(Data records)
++++++++++++++++++++

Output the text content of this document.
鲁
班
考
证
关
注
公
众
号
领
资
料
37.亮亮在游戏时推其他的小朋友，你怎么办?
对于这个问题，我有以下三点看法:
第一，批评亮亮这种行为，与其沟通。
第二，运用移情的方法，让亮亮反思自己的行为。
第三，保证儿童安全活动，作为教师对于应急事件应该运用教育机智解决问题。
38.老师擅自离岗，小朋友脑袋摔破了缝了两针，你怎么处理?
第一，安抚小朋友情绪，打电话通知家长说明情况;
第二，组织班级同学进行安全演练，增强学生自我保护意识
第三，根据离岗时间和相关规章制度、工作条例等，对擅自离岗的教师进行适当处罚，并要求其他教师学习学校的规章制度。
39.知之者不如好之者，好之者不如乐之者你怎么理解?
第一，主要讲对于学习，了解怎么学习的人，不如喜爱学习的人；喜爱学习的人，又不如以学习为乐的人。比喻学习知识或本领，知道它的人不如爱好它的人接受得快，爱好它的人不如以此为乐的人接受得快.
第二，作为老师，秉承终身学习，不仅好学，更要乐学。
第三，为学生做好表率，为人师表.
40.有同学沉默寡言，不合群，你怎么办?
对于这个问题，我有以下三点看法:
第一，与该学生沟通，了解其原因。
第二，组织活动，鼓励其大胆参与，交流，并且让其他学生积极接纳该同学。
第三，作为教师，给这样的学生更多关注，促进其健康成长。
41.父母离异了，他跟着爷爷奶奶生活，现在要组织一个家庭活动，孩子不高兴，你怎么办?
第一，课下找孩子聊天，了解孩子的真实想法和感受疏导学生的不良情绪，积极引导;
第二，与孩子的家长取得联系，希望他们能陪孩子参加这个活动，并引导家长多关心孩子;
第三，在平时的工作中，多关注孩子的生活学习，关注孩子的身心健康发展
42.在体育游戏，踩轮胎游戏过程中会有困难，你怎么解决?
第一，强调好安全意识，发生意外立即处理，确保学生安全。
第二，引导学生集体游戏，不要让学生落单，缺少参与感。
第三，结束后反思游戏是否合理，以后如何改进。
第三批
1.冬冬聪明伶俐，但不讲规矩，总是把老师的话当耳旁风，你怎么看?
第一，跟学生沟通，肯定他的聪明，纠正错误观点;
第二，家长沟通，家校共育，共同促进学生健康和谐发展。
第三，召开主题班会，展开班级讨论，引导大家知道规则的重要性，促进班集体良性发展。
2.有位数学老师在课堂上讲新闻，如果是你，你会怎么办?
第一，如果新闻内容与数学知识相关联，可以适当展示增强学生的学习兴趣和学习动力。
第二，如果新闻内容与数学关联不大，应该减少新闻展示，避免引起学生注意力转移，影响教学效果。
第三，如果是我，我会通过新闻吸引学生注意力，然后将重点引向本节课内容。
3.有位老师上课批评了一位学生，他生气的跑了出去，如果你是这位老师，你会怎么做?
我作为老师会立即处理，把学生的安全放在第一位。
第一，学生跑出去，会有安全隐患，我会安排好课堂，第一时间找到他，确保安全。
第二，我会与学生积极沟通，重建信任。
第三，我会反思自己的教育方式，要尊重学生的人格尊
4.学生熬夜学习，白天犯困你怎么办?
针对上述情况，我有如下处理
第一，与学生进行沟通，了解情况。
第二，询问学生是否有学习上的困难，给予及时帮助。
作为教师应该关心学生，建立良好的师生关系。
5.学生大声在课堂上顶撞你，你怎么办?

++++++++++++++++++++

**TASK BRIEF:** Reproduce the material in full, with no word added or dropped.

**REPLY TO THE EXERCISE:**
Output the text content of this document.
鲁
班
考
证
关
注
公
众
号
领
资
料
37.亮亮在游戏时推其他的小朋友，你怎么办?
对于这个问题，我有以下三点看法:
第一，批评亮亮这种行为，与其沟通。
第二，运用移情的方法，让亮亮反思自己的行为。
第三，保证儿童安全活动，作为教师对于应急事件应该运用教育机智解决问题。
38.老师擅自离岗，小朋友脑袋摔破了缝了两针，你怎么处理?
第一，安抚小朋友情绪，打电话通知家长说明情况;
第二，组织班级同学进行安全演练，增强学生自我保护意识
第三，根据离岗时间和相关规章制度、工作条例等，对擅自离岗的教师进行适当处罚，并要求其他教师学习学校的规章制度。
39.知之者不如好之者，好之者不如乐之者你怎么理解?
第一，主要讲对于学习，了解怎么学习的人，不如喜爱学习的人；喜爱学习的人，又不如以学习为乐的人。比喻学习知识或本领，知道它的人不如爱好它的人接受得快，爱好它的人不如以此为乐的人接受得快.
第二，作为老师，秉承终身学习，不仅好学，更要乐学。
第三，为学生做好表率，为人师表.
40.有同学沉默寡言，不合群，你怎么办?
对于这个问题，我有以下三点看法:
第一，与该学生沟通，了解其原因。
第二，组织活动，鼓励其大胆参与，交流，并且让其他学生积极接纳该同学。
第三，作为教师，给这样的学生更多关注，促进其健康成长。
41.父母离异了，他跟着爷爷奶奶生活，现在要组织一个家庭活动，孩子不高兴，你怎么办?
第一，课下找孩子聊天，了解孩子的真实想法和感受疏导学生的不良情绪，积极引导;
第二，与孩子的家长取得联系，希望他们能陪孩子参加这个活动，并引导家长多关心孩子;
第三，在平时的工作中，多关注孩子的生活学习，关注孩子的身心健康发展
42.在体育游戏，踩轮胎游戏过程中会有困难，你怎么解决?
第一，强调好安全意识，发生意外立即处理，确保学生安全。
第二，引导学生集体游戏，不要让学生落单，缺少参与感。
第三，结束后反思游戏是否合理，以后如何改进。
第三批
1.冬冬聪明伶俐，但不讲规矩，总是把老师的话当耳旁风，你怎么看?
第一，跟学生沟通，肯定他的聪明，纠正错误观点;
第二，家长沟通，家校共育，共同促进学生健康和谐发展。
第三，召开主题班会，展开班级讨论，引导大家知道规则的重要性，促进班集体良性发展。
2.有位数学老师在课堂上讲新闻，如果是你，你会怎么办?
第一，如果新闻内容与数学知识相关联，可以适当展示增强学生的学习兴趣和学习动力。
第二，如果新闻内容与数学关联不大，应该减少新闻展示，避免引起学生注意力转移，影响教学效果。
第三，如果是我，我会通过新闻吸引学生注意力，然后将重点引向本节课内容。
3.有位老师上课批评了一位学生，他生气的跑了出去，如果你是这位老师，你会怎么做?
我作为老师会立即处理，把学生的安全放在第一位。
第一，学生跑出去，会有安全隐患，我会安排好课堂，第一时间找到他，确保安全。
第二，我会与学生积极沟通，重建信任。
第三，我会反思自己的教育方式，要尊重学生的人格尊
4.学生熬夜学习，白天犯困你怎么办?
针对上述情况，我有如下处理
第一，与学生进行沟通，了解情况。
第二，询问学生是否有学习上的困难，给予及时帮助。
作为教师应该关心学生，建立良好的师生关系。
5.学生大声在课堂上顶撞你，你怎么办?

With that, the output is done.